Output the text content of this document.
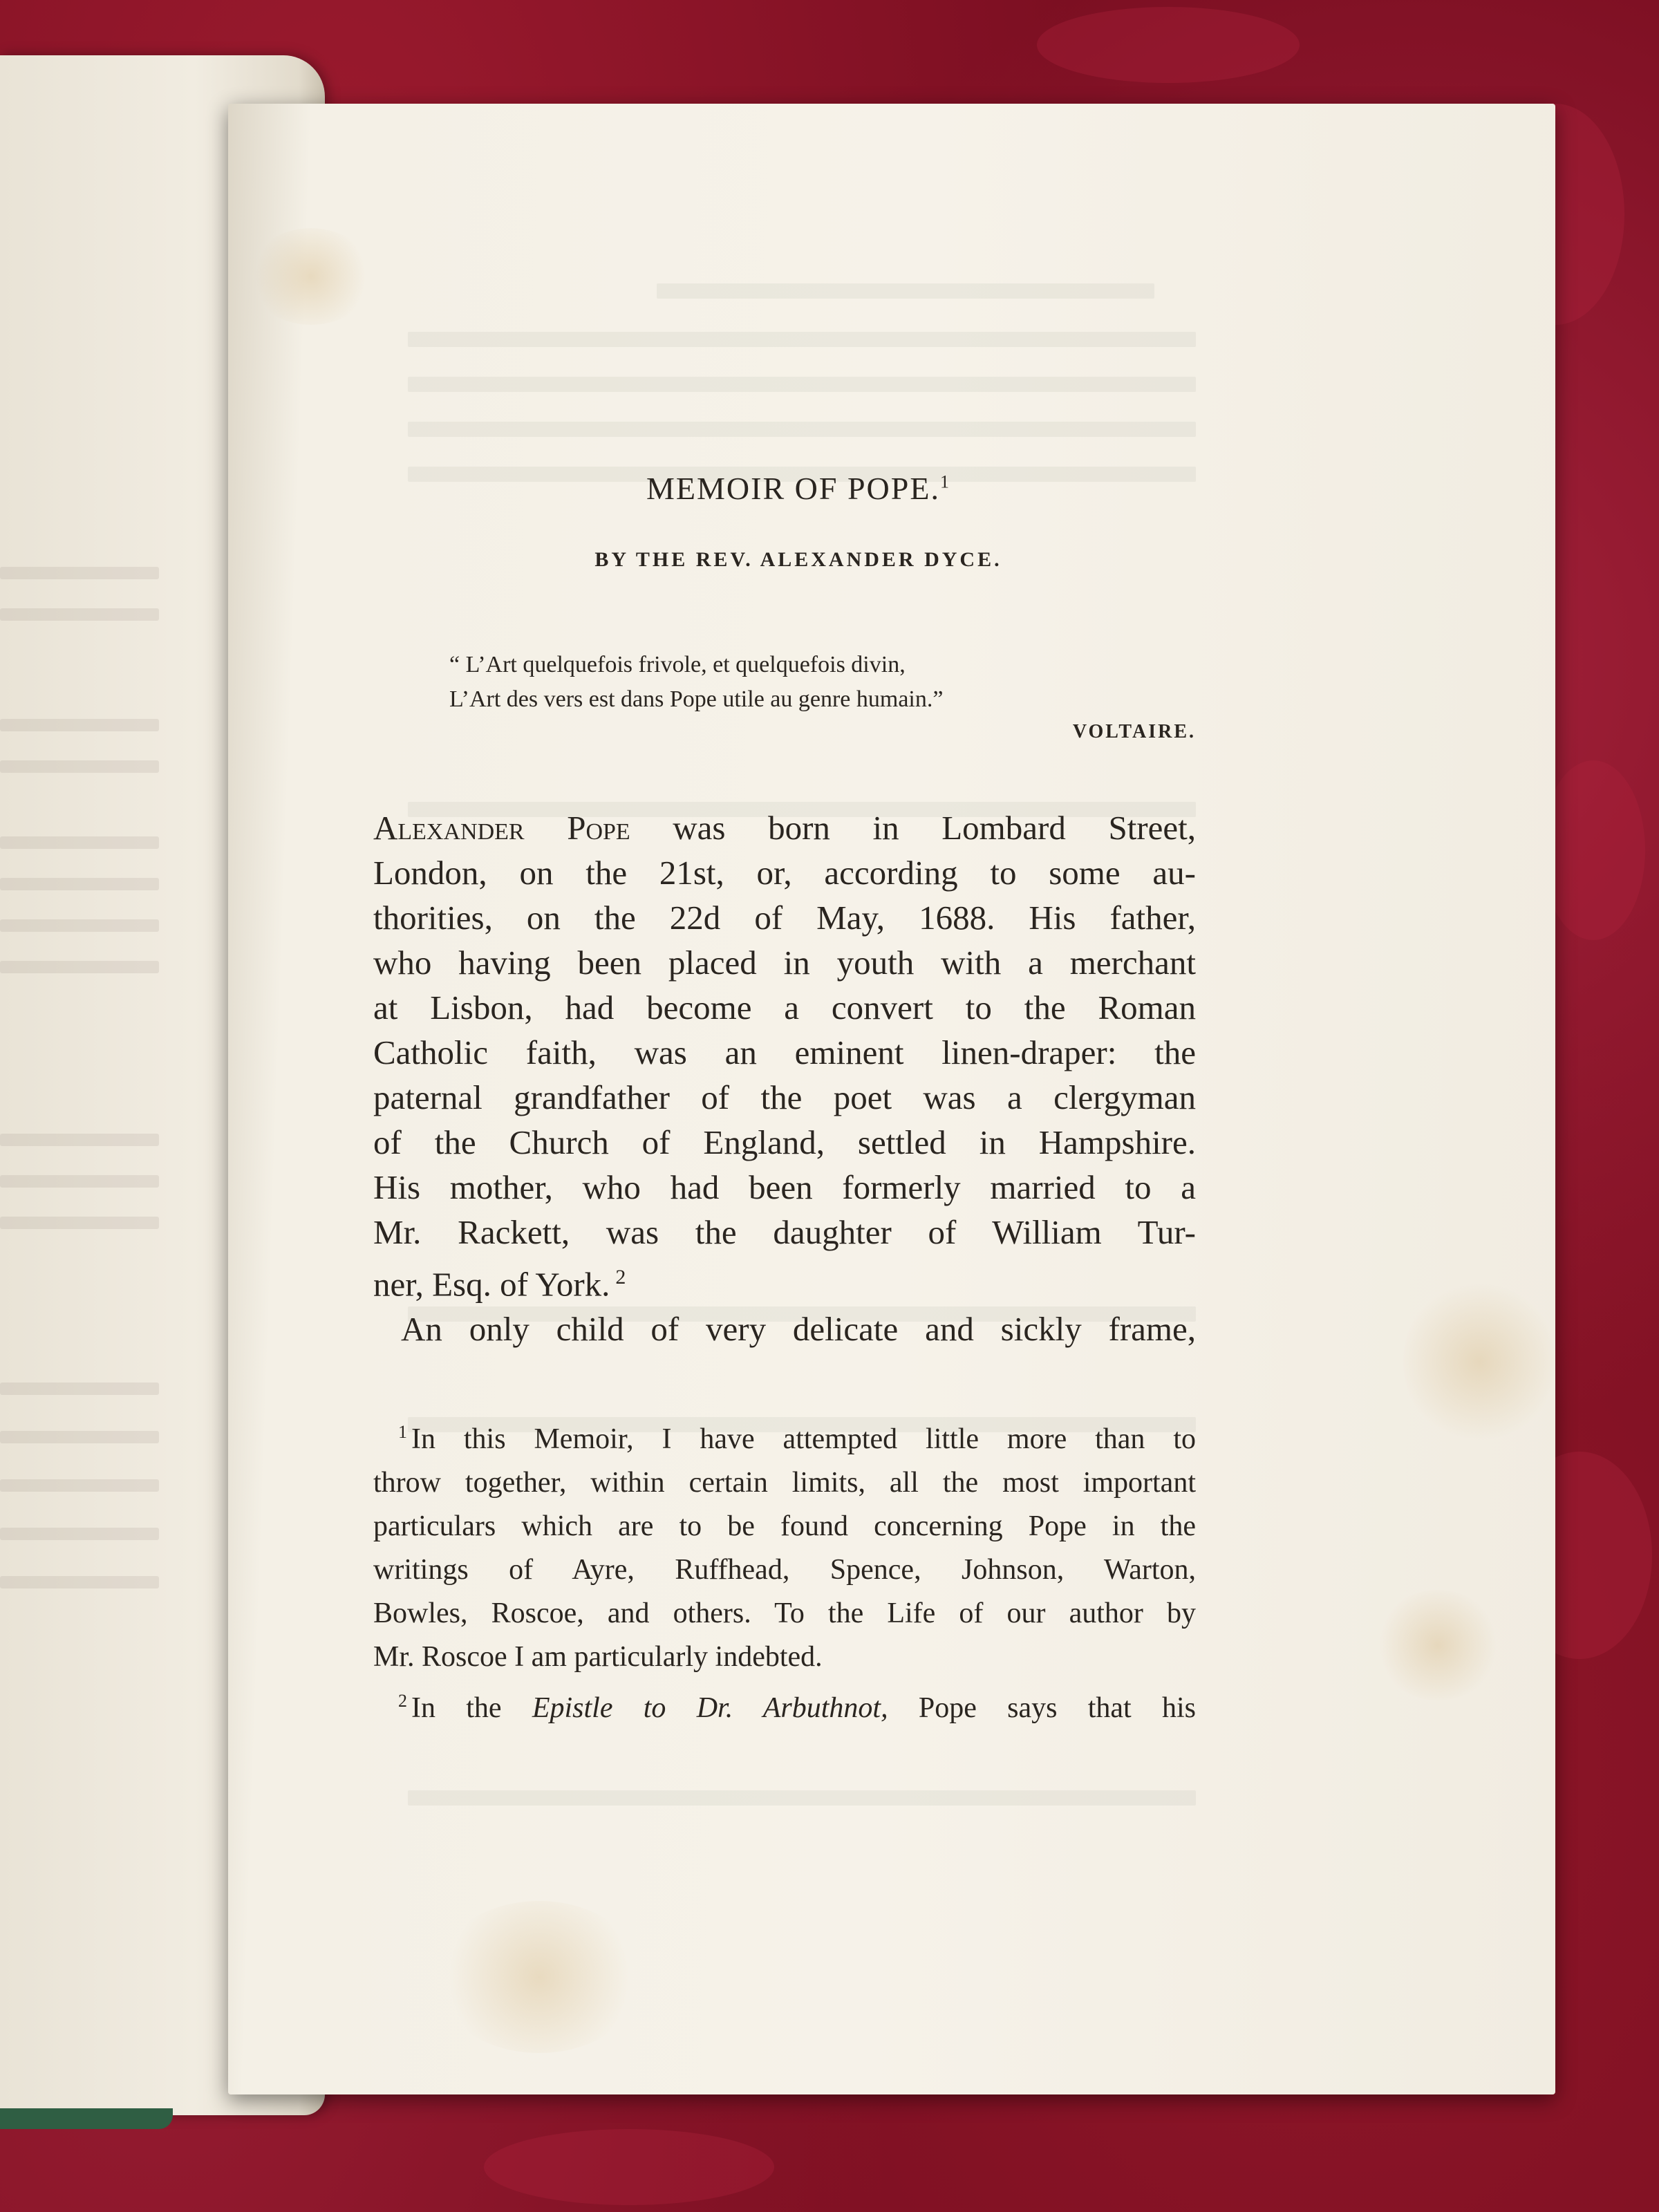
MEMOIR OF POPE.$^1$
BY THE REV. ALEXANDER DYCE.
“ L’Art quelquefois frivole, et quelquefois divin,
L’Art des vers est dans Pope utile au genre humain.”
VOLTAIRE.
Alexander Pope was born in Lombard Street,
London, on the 21st, or, according to some au-
thorities, on the 22d of May, 1688. His father,
who having been placed in youth with a merchant
at Lisbon, had become a convert to the Roman
Catholic faith, was an eminent linen-draper: the
paternal grandfather of the poet was a clergyman
of the Church of England, settled in Hampshire.
His mother, who had been formerly married to a
Mr. Rackett, was the daughter of William Tur-
ner, Esq. of York. $^2$
An only child of very delicate and sickly frame,
$^1$ In this Memoir, I have attempted little more than to
throw together, within certain limits, all the most important
particulars which are to be found concerning Pope in the
writings of Ayre, Ruffhead, Spence, Johnson, Warton,
Bowles, Roscoe, and others. To the Life of our author by
Mr. Roscoe I am particularly indebted.
$^2$ In the Epistle to Dr. Arbuthnot, Pope says that his
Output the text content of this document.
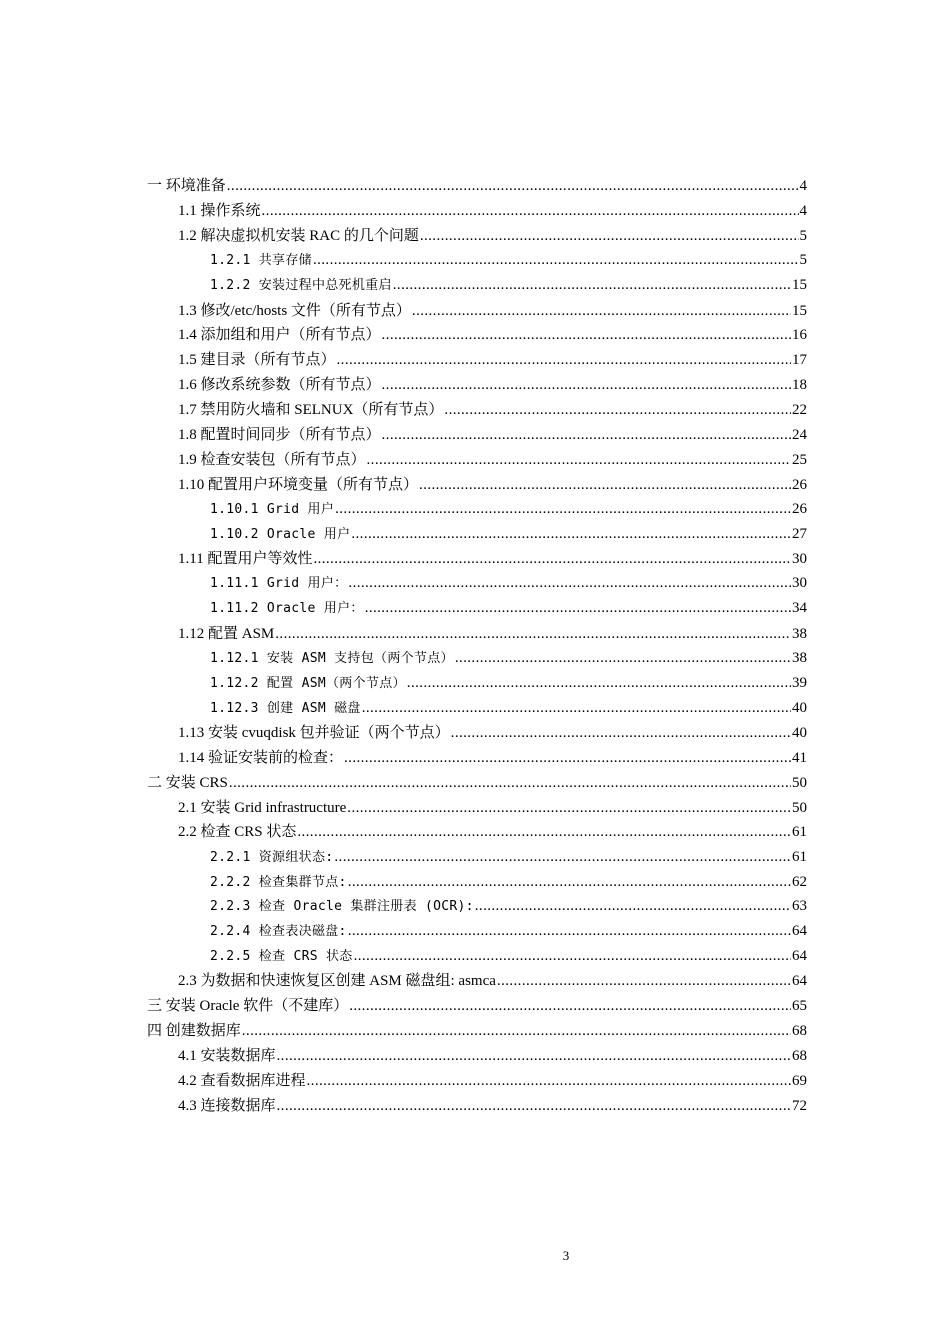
一 环境准备 .....	4
1.1 操作系统 .....	4
1.2 解决虚拟机安装 RAC 的几个问题 .....	5
1.2.1 共享存储 .....	5
1.2.2 安装过程中总死机重启 .....	15
1.3 修改/etc/hosts 文件（所有节点） .....	15
1.4 添加组和用户（所有节点） .....	16
1.5 建目录（所有节点） .....	17
1.6 修改系统参数（所有节点） .....	18
1.7 禁用防火墙和 SELNUX（所有节点） .....	22
1.8 配置时间同步（所有节点） .....	24
1.9 检查安装包（所有节点） .....	25
1.10 配置用户环境变量（所有节点） .....	26
1.10.1 Grid 用户 .....	26
1.10.2 Oracle 用户 .....	27
1.11 配置用户等效性 .....	30
1.11.1 Grid 用户： .....	30
1.11.2 Oracle 用户： .....	34
1.12 配置 ASM .....	38
1.12.1 安装 ASM 支持包（两个节点） .....	38
1.12.2 配置 ASM（两个节点） .....	39
1.12.3 创建 ASM 磁盘 .....	40
1.13 安装 cvuqdisk 包并验证（两个节点） .....	40
1.14 验证安装前的检查： .....	41
二 安装 CRS .....	50
2.1 安装 Grid infrastructure .....	50
2.2 检查 CRS 状态 .....	61
2.2.1 资源组状态: .....	61
2.2.2 检查集群节点: .....	62
2.2.3 检查 Oracle 集群注册表 (OCR): .....	63
2.2.4 检查表决磁盘: .....	64
2.2.5 检查 CRS 状态 .....	64
2.3 为数据和快速恢复区创建 ASM 磁盘组: asmca .....	64
三 安装 Oracle 软件（不建库） .....	65
四 创建数据库 .....	68
4.1 安装数据库 .....	68
4.2 查看数据库进程 .....	69
4.3 连接数据库 .....	72
3
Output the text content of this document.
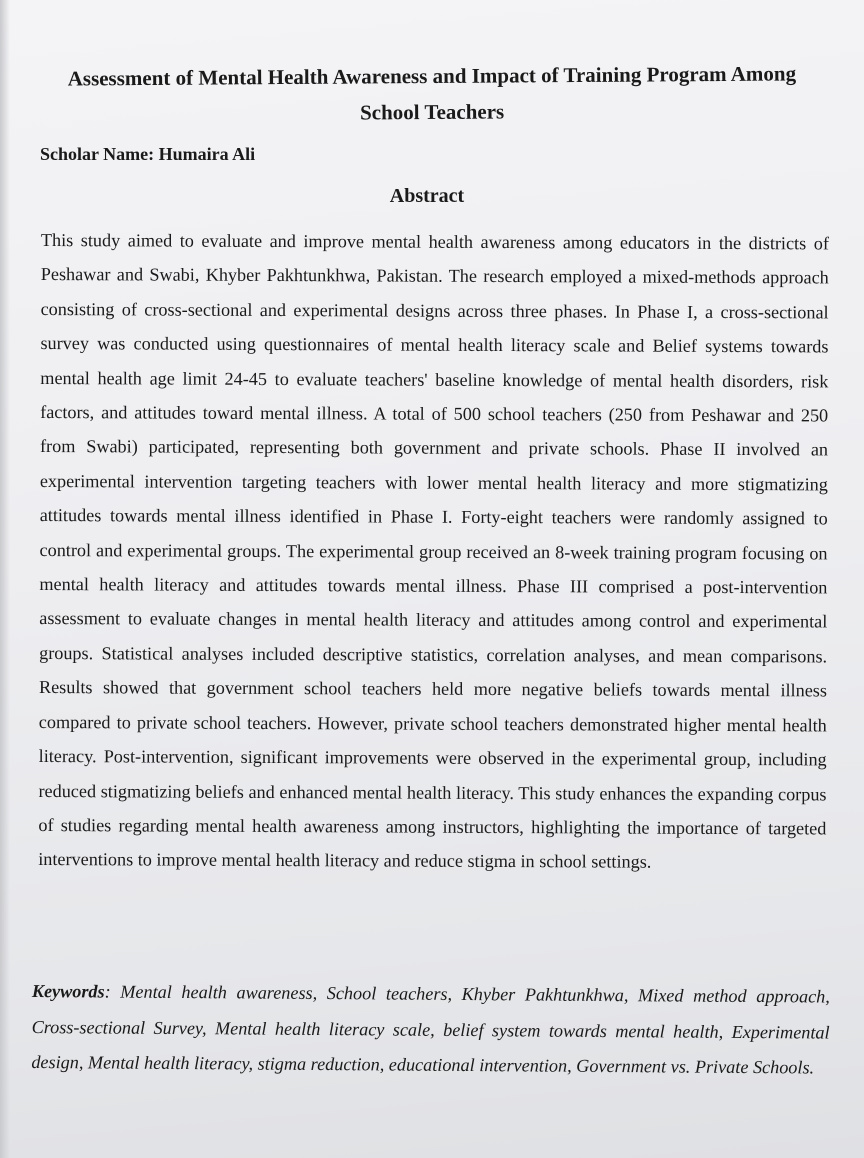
Assessment of Mental Health Awareness and Impact of Training Program Among School Teachers

Scholar Name: Humaira Ali

Abstract

This study aimed to evaluate and improve mental health awareness among educators in the districts of Peshawar and Swabi, Khyber Pakhtunkhwa, Pakistan. The research employed a mixed-methods approach consisting of cross-sectional and experimental designs across three phases. In Phase I, a cross-sectional survey was conducted using questionnaires of mental health literacy scale and Belief systems towards mental health age limit 24-45 to evaluate teachers' baseline knowledge of mental health disorders, risk factors, and attitudes toward mental illness. A total of 500 school teachers (250 from Peshawar and 250 from Swabi) participated, representing both government and private schools. Phase II involved an experimental intervention targeting teachers with lower mental health literacy and more stigmatizing attitudes towards mental illness identified in Phase I. Forty-eight teachers were randomly assigned to control and experimental groups. The experimental group received an 8-week training program focusing on mental health literacy and attitudes towards mental illness. Phase III comprised a post-intervention assessment to evaluate changes in mental health literacy and attitudes among control and experimental groups. Statistical analyses included descriptive statistics, correlation analyses, and mean comparisons. Results showed that government school teachers held more negative beliefs towards mental illness compared to private school teachers. However, private school teachers demonstrated higher mental health literacy. Post-intervention, significant improvements were observed in the experimental group, including reduced stigmatizing beliefs and enhanced mental health literacy. This study enhances the expanding corpus of studies regarding mental health awareness among instructors, highlighting the importance of targeted interventions to improve mental health literacy and reduce stigma in school settings.

Keywords: Mental health awareness, School teachers, Khyber Pakhtunkhwa, Mixed method approach, Cross-sectional Survey, Mental health literacy scale, belief system towards mental health, Experimental design, Mental health literacy, stigma reduction, educational intervention, Government vs. Private Schools.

■ ■ ■ ■ ■ ■ ■

→ REQUIREMENTS: Restate the entire listing word for word, excluding pictures.

→ RESULT OF THE EXERCISE:
Output the text content of this document.
MEMOIR OF POPE.$^1$
BY THE REV. ALEXANDER DYCE.
“ L’Art quelquefois frivole, et quelquefois divin,
L’Art des vers est dans Pope utile au genre humain.”
VOLTAIRE.
Alexander Pope was born in Lombard Street,
London, on the 21st, or, according to some au-
thorities, on the 22d of May, 1688. His father,
who having been placed in youth with a merchant
at Lisbon, had become a convert to the Roman
Catholic faith, was an eminent linen-draper: the
paternal grandfather of the poet was a clergyman
of the Church of England, settled in Hampshire.
His mother, who had been formerly married to a
Mr. Rackett, was the daughter of William Tur-
ner, Esq. of York. $^2$
An only child of very delicate and sickly frame,
$^1$ In this Memoir, I have attempted little more than to
throw together, within certain limits, all the most important
particulars which are to be found concerning Pope in the
writings of Ayre, Ruffhead, Spence, Johnson, Warton,
Bowles, Roscoe, and others. To the Life of our author by
Mr. Roscoe I am particularly indebted.
$^2$ In the Epistle to Dr. Arbuthnot, Pope says that his
Output the text content of this document.
一 环境准备 .....	4
1.1 操作系统 .....	4
1.2 解决虚拟机安装 RAC 的几个问题 .....	5
1.2.1 共享存储 .....	5
1.2.2 安装过程中总死机重启 .....	15
1.3 修改/etc/hosts 文件（所有节点） .....	15
1.4 添加组和用户（所有节点） .....	16
1.5 建目录（所有节点） .....	17
1.6 修改系统参数（所有节点） .....	18
1.7 禁用防火墙和 SELNUX（所有节点） .....	22
1.8 配置时间同步（所有节点） .....	24
1.9 检查安装包（所有节点） .....	25
1.10 配置用户环境变量（所有节点） .....	26
1.10.1 Grid 用户 .....	26
1.10.2 Oracle 用户 .....	27
1.11 配置用户等效性 .....	30
1.11.1 Grid 用户： .....	30
1.11.2 Oracle 用户： .....	34
1.12 配置 ASM .....	38
1.12.1 安装 ASM 支持包（两个节点） .....	38
1.12.2 配置 ASM（两个节点） .....	39
1.12.3 创建 ASM 磁盘 .....	40
1.13 安装 cvuqdisk 包并验证（两个节点） .....	40
1.14 验证安装前的检查： .....	41
二 安装 CRS .....	50
2.1 安装 Grid infrastructure .....	50
2.2 检查 CRS 状态 .....	61
2.2.1 资源组状态: .....	61
2.2.2 检查集群节点: .....	62
2.2.3 检查 Oracle 集群注册表 (OCR): .....	63
2.2.4 检查表决磁盘: .....	64
2.2.5 检查 CRS 状态 .....	64
2.3 为数据和快速恢复区创建 ASM 磁盘组: asmca .....	64
三 安装 Oracle 软件（不建库） .....	65
四 创建数据库 .....	68
4.1 安装数据库 .....	68
4.2 查看数据库进程 .....	69
4.3 连接数据库 .....	72
3
Output the text content of this document.
Assessment of Mental Health Awareness and Impact of Training Program Among School Teachers

Scholar Name: Humaira Ali

Abstract

This study aimed to evaluate and improve mental health awareness among educators in the districts of Peshawar and Swabi, Khyber Pakhtunkhwa, Pakistan. The research employed a mixed-methods approach consisting of cross-sectional and experimental designs across three phases. In Phase I, a cross-sectional survey was conducted using questionnaires of mental health literacy scale and Belief systems towards mental health age limit 24-45 to evaluate teachers' baseline knowledge of mental health disorders, risk factors, and attitudes toward mental illness. A total of 500 school teachers (250 from Peshawar and 250 from Swabi) participated, representing both government and private schools. Phase II involved an experimental intervention targeting teachers with lower mental health literacy and more stigmatizing attitudes towards mental illness identified in Phase I. Forty-eight teachers were randomly assigned to control and experimental groups. The experimental group received an 8-week training program focusing on mental health literacy and attitudes towards mental illness. Phase III comprised a post-intervention assessment to evaluate changes in mental health literacy and attitudes among control and experimental groups. Statistical analyses included descriptive statistics, correlation analyses, and mean comparisons. Results showed that government school teachers held more negative beliefs towards mental illness compared to private school teachers. However, private school teachers demonstrated higher mental health literacy. Post-intervention, significant improvements were observed in the experimental group, including reduced stigmatizing beliefs and enhanced mental health literacy. This study enhances the expanding corpus of studies regarding mental health awareness among instructors, highlighting the importance of targeted interventions to improve mental health literacy and reduce stigma in school settings.

Keywords: Mental health awareness, School teachers, Khyber Pakhtunkhwa, Mixed method approach, Cross-sectional Survey, Mental health literacy scale, belief system towards mental health, Experimental design, Mental health literacy, stigma reduction, educational intervention, Government vs. Private Schools.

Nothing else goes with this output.